- Texte à analyser:

——————

L’Oms estime que chaque année, les morsures de serpents sont la cause de 81 000 à 138 000 décès au moins et d’environ 3 fois plus d’amputations et d’autres incapacités définitives. Les morsures de serpents venimeux peuvent entraîner une paralysie pouvant bloquer la respiration; des troubles sanguins aboutissant à des hémorragies fatales; des insuffisances rénales irréversibles et des lésions tissulaires susceptibles de provoquer des incapacités définitives et l’amputation d’un membre. Dans ce contexte, la recette paraît bien intéressante pour beaucoup d’internautes. Elle fait d’ailleurs le tour des réseaux sociaux depuis septembre 2018.

Ce que vous devez savoir !

Spécialiste des morsures de serpents, Dr Harold Tankpinou Zoumènou, émet des réserves et met en garde les internautes. « D’abord, le venin n’est pas visible à l’œil nu. Ensuite, toutes les morsures de serpents ne s’accompagnent pas d’injection de venin. Ce qui fait que certaines personnes auront des signes après la morsure et d’autres non. Par ailleurs, ceux qui se font mordre passent automatiquement chez le guérisseur (les morsures survenant le plus souvent en milieu rural). Ainsi, même quand il n’y a pas eu d’injection de venin et donc pas de manifestations cliniques chez la personne, on peut conclure à tort que le guérisseur ou le médecin peut-être ou tout autre remède a été efficace », a-t-il expliqué à La Nation.

« La médecine ne se fait pas sur WhatsApp »

Classiquement, on distingue deux grandes familles de serpents en Afrique : Les Viperidae (vipères, etc.) qui sont les plus répandues et les Elapidae (type cobra, etc.). Selon le chercheur, les premiers ont un venin qui déclenche des manifestations hémorragiques quand il est injecté. La situation peut évoluer sans que le malade se rende compte de la gravité. Il peut en mourir parce qu’il aura manqué de sang. Quant aux Elapidae, ils ont un venin qui est responsable de manifestations neurologiques. Ces patients meurent souvent sur les lieux de l’incident. Alors, la morsure de serpent, lorsqu’elle s’accompagne d’injection de venin, peut être plus dangereuse que laisse supposer un remède aussi banal. La recette diffusée sans preuve scientifique expose davantage la population. « Tant qu’elle (la recette) n’est pas étayée par un article scientifique, elle est fausse jusqu’à preuve du contraire. La médecine ne se fait malheureusement pas sur WhatsApp. Le seul traitement d’une morsure venimeuse est un anti venin administré de façon précoce dans les minutes suivant la morsure. Et suivant un protocole établi par la société africaine de venimologie. Quand le venin est injecté, il est injecté », insiste Dr Harold Tankpinou Zoumènou.

——————

- Série d'exercices:
(1) Énumérez les troubles que peuvent entraîner les morsures de serpents venimeux selon le texte sur les morsures de serpents.
(2) Recopiez fidèlement le passage du texte sur les morsures de serpents qui va de « L’Oms estime que » jusqu'à « depuis septembre 2018. » inclus.

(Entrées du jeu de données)
——————

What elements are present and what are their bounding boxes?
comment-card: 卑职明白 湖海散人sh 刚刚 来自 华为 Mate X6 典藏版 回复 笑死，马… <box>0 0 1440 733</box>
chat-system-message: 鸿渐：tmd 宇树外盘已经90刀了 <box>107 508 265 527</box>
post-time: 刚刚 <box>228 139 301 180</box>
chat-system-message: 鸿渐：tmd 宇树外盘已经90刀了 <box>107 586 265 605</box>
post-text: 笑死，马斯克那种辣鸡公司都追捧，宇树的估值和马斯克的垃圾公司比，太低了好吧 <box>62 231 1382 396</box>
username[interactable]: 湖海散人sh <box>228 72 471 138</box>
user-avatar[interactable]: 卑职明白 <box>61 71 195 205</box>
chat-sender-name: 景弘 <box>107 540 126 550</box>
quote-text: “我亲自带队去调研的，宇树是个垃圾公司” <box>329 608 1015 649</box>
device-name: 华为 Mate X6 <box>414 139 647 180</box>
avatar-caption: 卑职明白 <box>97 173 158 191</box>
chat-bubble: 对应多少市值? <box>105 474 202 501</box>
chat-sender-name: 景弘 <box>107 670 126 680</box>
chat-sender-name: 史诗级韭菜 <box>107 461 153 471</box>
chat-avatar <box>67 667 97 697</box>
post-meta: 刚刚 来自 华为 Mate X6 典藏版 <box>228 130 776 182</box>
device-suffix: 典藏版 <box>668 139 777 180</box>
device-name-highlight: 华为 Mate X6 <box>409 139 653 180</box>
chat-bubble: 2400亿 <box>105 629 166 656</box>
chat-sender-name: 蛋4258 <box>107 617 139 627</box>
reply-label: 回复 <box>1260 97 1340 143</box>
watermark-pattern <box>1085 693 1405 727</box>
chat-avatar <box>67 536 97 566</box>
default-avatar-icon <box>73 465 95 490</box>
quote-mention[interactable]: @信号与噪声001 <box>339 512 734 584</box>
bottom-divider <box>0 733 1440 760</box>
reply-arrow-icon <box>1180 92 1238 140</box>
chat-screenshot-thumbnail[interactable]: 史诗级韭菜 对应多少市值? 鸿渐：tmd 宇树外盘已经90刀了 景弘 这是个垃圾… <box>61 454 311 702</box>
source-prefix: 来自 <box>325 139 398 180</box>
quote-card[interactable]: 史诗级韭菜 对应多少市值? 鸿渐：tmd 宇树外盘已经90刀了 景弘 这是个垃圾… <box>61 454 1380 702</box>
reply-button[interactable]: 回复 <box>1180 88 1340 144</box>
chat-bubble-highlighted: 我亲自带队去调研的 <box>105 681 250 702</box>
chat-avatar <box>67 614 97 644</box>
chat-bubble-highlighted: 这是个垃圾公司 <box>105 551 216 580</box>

——————

- Réponses par numéro:
(1)
- une paralysie pouvant bloquer la respiration
- des troubles sanguins aboutissant à des hémorragies fatales
- des insuffisances rénales irréversibles
- des lésions tissulaires susceptibles de provoquer des incapacités définitives et l'amputation d'un membre

(2)
L’Oms estime que chaque année, les morsures de serpents sont la cause de 81 000 à 138 000 décès au moins et d’environ 3 fois plus d’amputations et d’autres incapacités définitives. Les morsures de serpents venimeux peuvent entraîner une paralysie pouvant bloquer la respiration; des troubles sanguins aboutissant à des hémorragies fatales; des insuffisances rénales irréversibles et des lésions tissulaires susceptibles de provoquer des incapacités définitives et l’amputation d’un membre. Dans ce contexte, la recette paraît bien intéressante pour beaucoup d’internautes. Elle fait d’ailleurs le tour des réseaux sociaux depuis septembre 2018.